[DIRECTIONS FOR THIS TASK] Pick out the lines below that include the string "text".
■ ■ ■
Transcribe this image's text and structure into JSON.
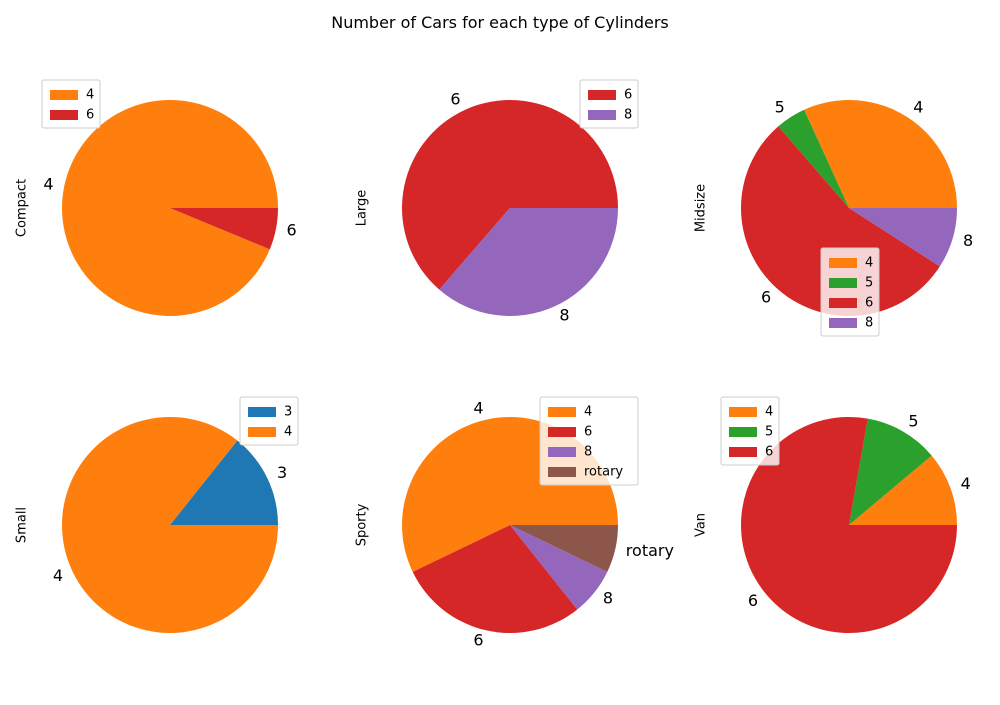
{
  "chart_data": {
    "title": "Number of Cars for each type of Cylinders",
    "type": "pie",
    "colors": {
      "3": "#1f77b4",
      "4": "#ff7f0e",
      "5": "#2ca02c",
      "6": "#d62728",
      "8": "#9467bd",
      "rotary": "#8c564b"
    },
    "subplots": [
      {
        "ylabel": "Compact",
        "legend_position": "upper-left",
        "slices": [
          {
            "label": "4",
            "value": 15
          },
          {
            "label": "6",
            "value": 1
          }
        ]
      },
      {
        "ylabel": "Large",
        "legend_position": "upper-right",
        "slices": [
          {
            "label": "6",
            "value": 7
          },
          {
            "label": "8",
            "value": 4
          }
        ]
      },
      {
        "ylabel": "Midsize",
        "legend_position": "lower-center",
        "slices": [
          {
            "label": "4",
            "value": 7
          },
          {
            "label": "5",
            "value": 1
          },
          {
            "label": "6",
            "value": 12
          },
          {
            "label": "8",
            "value": 2
          }
        ]
      },
      {
        "ylabel": "Small",
        "legend_position": "upper-right",
        "slices": [
          {
            "label": "3",
            "value": 3
          },
          {
            "label": "4",
            "value": 18
          }
        ]
      },
      {
        "ylabel": "Sporty",
        "legend_position": "upper-right",
        "slices": [
          {
            "label": "4",
            "value": 8
          },
          {
            "label": "6",
            "value": 4
          },
          {
            "label": "8",
            "value": 1
          },
          {
            "label": "rotary",
            "value": 1
          }
        ]
      },
      {
        "ylabel": "Van",
        "legend_position": "upper-left",
        "slices": [
          {
            "label": "4",
            "value": 1
          },
          {
            "label": "5",
            "value": 1
          },
          {
            "label": "6",
            "value": 7
          }
        ]
      }
    ]
  }
}
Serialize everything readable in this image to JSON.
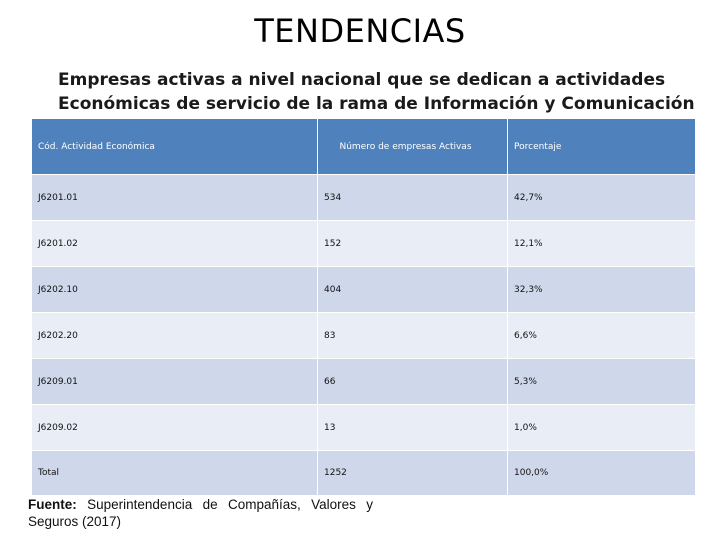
{
  "title": "TENDENCIAS",
  "subtitle": {
    "line1": "Empresas activas a nivel nacional que se dedican a actividades",
    "line2": "Económicas de servicio de la rama de Información y Comunicación"
  },
  "table": {
    "headers": {
      "code": "Cód. Actividad Económica",
      "count": "Número de empresas Activas",
      "percent": "Porcentaje"
    },
    "rows": [
      {
        "code": "J6201.01",
        "count": "534",
        "percent": "42,7%"
      },
      {
        "code": "J6201.02",
        "count": "152",
        "percent": "12,1%"
      },
      {
        "code": "J6202.10",
        "count": "404",
        "percent": "32,3%"
      },
      {
        "code": "J6202.20",
        "count": "83",
        "percent": "6,6%"
      },
      {
        "code": "J6209.01",
        "count": "66",
        "percent": "5,3%"
      },
      {
        "code": "J6209.02",
        "count": "13",
        "percent": "1,0%"
      },
      {
        "code": "Total",
        "count": "1252",
        "percent": "100,0%"
      }
    ]
  },
  "source": {
    "label": "Fuente:",
    "text": "Superintendencia de Compañías, Valores y Seguros (2017)"
  }
}
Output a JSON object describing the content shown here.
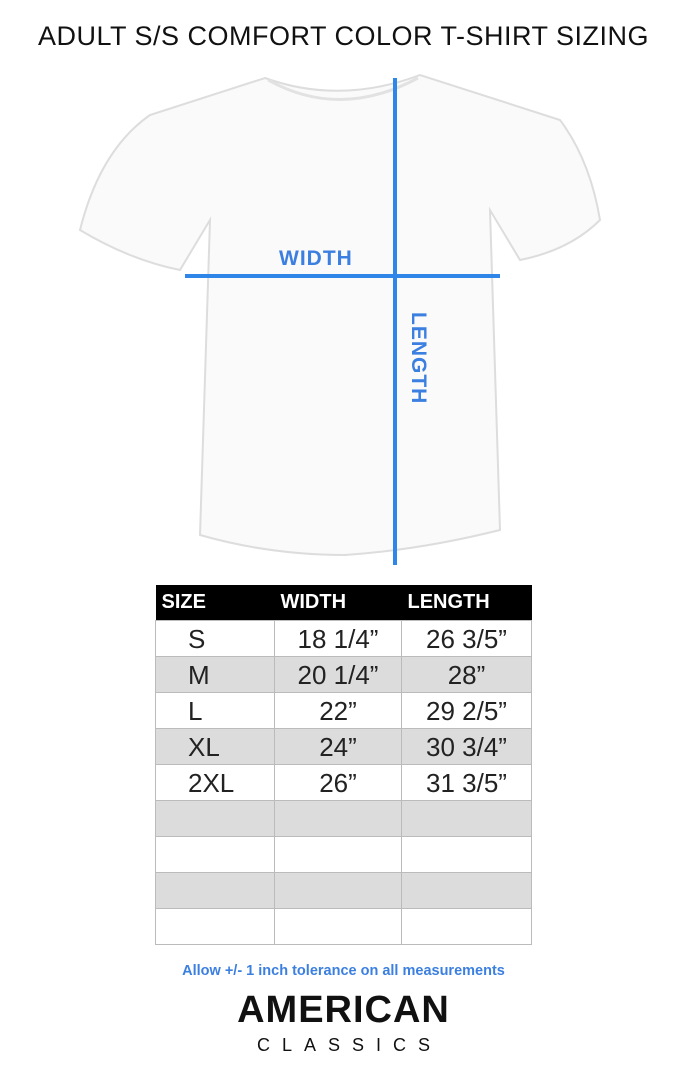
{
  "title": "ADULT S/S COMFORT COLOR T-SHIRT SIZING",
  "diagram": {
    "width_label": "WIDTH",
    "length_label": "LENGTH",
    "line_color": "#2f86e8"
  },
  "table": {
    "headers": [
      "SIZE",
      "WIDTH",
      "LENGTH"
    ],
    "rows": [
      [
        "S",
        "18 1/4”",
        "26 3/5”"
      ],
      [
        "M",
        "20 1/4”",
        "28”"
      ],
      [
        "L",
        "22”",
        "29 2/5”"
      ],
      [
        "XL",
        "24”",
        "30 3/4”"
      ],
      [
        "2XL",
        "26”",
        "31 3/5”"
      ],
      [
        "",
        "",
        ""
      ],
      [
        "",
        "",
        ""
      ],
      [
        "",
        "",
        ""
      ],
      [
        "",
        "",
        ""
      ]
    ]
  },
  "note": "Allow +/- 1 inch tolerance on all measurements",
  "logo": {
    "line1": "AMERICAN",
    "line2": "CLASSICS"
  }
}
■ ■ ■
[RESULT]
Transcribe this image's text and structure into JSON.
    "text": "Superintendencia de Compañías, Valores y Seguros (2017)"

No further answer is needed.